» Stated exercise:
Copy, from the entries below, each line where the word "style" can be found.
■ ■ ■ ■ ■
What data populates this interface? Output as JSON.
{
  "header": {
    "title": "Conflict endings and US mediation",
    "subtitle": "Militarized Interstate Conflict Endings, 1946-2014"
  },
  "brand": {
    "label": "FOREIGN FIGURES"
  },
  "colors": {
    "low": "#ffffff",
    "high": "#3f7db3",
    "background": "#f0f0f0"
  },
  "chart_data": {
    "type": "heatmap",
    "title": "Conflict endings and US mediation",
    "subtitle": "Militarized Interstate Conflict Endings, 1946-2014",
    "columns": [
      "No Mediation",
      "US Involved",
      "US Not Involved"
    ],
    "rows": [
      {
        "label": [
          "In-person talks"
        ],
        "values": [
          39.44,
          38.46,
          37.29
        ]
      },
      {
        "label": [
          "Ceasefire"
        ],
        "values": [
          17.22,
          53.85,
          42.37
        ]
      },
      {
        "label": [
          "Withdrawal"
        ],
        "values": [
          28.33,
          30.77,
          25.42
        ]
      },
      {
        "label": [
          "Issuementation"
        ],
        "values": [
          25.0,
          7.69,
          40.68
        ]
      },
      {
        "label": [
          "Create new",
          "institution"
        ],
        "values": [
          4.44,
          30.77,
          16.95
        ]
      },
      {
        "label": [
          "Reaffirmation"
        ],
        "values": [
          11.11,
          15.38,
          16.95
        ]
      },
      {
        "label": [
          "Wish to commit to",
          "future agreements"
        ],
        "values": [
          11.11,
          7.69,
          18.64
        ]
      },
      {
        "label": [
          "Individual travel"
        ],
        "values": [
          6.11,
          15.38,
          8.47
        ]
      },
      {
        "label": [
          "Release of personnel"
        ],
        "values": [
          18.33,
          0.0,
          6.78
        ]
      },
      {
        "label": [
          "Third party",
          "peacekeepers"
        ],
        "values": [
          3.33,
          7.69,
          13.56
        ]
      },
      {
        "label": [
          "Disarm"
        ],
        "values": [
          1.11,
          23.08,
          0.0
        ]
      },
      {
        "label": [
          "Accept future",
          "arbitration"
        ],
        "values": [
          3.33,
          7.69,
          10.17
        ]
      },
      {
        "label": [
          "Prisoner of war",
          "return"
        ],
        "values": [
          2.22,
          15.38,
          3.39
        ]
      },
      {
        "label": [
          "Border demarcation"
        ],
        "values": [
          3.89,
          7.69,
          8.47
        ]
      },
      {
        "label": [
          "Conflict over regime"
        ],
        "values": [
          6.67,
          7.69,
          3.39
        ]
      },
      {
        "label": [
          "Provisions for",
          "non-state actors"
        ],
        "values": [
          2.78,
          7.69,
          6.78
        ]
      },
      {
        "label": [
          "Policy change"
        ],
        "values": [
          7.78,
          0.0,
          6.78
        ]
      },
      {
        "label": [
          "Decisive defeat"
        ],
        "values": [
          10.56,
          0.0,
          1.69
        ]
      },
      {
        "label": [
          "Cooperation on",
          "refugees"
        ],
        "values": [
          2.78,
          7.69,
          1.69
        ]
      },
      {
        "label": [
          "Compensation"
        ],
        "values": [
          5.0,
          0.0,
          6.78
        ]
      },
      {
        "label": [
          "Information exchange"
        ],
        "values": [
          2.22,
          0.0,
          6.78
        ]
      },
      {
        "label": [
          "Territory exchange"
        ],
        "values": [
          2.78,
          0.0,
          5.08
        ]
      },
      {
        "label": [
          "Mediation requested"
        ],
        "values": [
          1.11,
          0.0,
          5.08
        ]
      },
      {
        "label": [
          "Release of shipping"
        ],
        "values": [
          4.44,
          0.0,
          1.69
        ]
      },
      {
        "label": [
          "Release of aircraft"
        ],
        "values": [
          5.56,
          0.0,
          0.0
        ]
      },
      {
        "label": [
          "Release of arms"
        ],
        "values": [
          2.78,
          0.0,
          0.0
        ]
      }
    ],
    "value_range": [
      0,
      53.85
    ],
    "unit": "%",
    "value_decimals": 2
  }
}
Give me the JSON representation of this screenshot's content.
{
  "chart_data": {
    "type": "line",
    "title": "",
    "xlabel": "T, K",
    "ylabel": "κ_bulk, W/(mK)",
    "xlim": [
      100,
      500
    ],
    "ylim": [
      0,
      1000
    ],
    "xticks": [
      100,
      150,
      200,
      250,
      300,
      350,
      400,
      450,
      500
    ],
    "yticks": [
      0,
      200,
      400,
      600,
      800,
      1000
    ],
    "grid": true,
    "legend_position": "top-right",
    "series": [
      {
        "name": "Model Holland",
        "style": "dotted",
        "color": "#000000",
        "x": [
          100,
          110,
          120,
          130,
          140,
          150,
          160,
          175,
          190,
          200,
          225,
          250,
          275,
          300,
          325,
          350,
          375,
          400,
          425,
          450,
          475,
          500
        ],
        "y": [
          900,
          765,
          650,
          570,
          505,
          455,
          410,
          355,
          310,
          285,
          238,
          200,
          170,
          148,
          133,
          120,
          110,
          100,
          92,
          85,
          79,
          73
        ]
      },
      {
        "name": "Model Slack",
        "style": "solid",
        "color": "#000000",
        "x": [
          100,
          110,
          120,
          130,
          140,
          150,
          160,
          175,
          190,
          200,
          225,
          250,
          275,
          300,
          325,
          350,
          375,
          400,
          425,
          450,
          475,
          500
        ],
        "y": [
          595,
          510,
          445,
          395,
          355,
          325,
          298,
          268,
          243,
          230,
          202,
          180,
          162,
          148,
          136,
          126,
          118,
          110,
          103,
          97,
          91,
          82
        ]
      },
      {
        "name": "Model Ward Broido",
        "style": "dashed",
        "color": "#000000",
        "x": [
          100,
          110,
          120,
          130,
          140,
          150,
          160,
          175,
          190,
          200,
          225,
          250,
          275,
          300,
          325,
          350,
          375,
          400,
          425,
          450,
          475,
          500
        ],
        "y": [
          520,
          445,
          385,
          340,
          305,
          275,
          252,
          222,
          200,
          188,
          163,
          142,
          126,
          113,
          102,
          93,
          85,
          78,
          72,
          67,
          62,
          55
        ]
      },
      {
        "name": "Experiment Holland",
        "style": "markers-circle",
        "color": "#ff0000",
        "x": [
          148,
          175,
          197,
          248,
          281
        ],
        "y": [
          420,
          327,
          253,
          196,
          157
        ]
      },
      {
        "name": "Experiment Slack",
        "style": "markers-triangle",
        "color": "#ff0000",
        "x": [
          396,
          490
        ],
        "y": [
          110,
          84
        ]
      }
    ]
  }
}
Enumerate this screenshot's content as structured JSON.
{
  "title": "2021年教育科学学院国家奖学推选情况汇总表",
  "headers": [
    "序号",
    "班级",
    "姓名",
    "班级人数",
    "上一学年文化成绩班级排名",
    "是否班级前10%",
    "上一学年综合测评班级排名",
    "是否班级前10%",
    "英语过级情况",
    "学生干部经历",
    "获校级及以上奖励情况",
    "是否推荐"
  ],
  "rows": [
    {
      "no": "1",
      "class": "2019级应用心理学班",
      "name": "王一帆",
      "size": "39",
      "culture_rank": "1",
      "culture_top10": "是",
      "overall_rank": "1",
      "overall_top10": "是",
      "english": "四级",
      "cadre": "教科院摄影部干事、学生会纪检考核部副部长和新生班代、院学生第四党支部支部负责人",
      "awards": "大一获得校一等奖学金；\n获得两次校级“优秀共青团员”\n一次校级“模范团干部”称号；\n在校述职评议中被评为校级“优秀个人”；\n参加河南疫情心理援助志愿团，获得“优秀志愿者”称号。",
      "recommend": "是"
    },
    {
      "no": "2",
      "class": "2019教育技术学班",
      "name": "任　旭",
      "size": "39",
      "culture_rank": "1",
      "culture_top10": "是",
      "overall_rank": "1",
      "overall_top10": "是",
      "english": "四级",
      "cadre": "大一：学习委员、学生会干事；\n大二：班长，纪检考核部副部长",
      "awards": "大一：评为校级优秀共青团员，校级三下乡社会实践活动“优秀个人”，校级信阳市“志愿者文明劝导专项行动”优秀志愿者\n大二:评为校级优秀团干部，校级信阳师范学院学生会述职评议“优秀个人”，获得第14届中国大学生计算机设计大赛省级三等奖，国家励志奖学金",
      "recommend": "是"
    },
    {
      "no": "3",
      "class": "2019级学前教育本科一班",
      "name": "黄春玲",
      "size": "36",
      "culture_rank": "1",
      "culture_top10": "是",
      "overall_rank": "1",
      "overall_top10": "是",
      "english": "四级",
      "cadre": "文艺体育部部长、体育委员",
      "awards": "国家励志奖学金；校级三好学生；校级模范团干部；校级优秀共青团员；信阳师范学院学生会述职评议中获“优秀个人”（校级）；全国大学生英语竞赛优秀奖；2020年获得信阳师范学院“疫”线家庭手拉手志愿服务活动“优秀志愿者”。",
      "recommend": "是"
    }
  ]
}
■ ■ ■ ■ ■
» Solution for this exercise:
        "style": "dotted",
        "style": "solid",
        "style": "dashed",
        "style": "markers-circle",
        "style": "markers-triangle",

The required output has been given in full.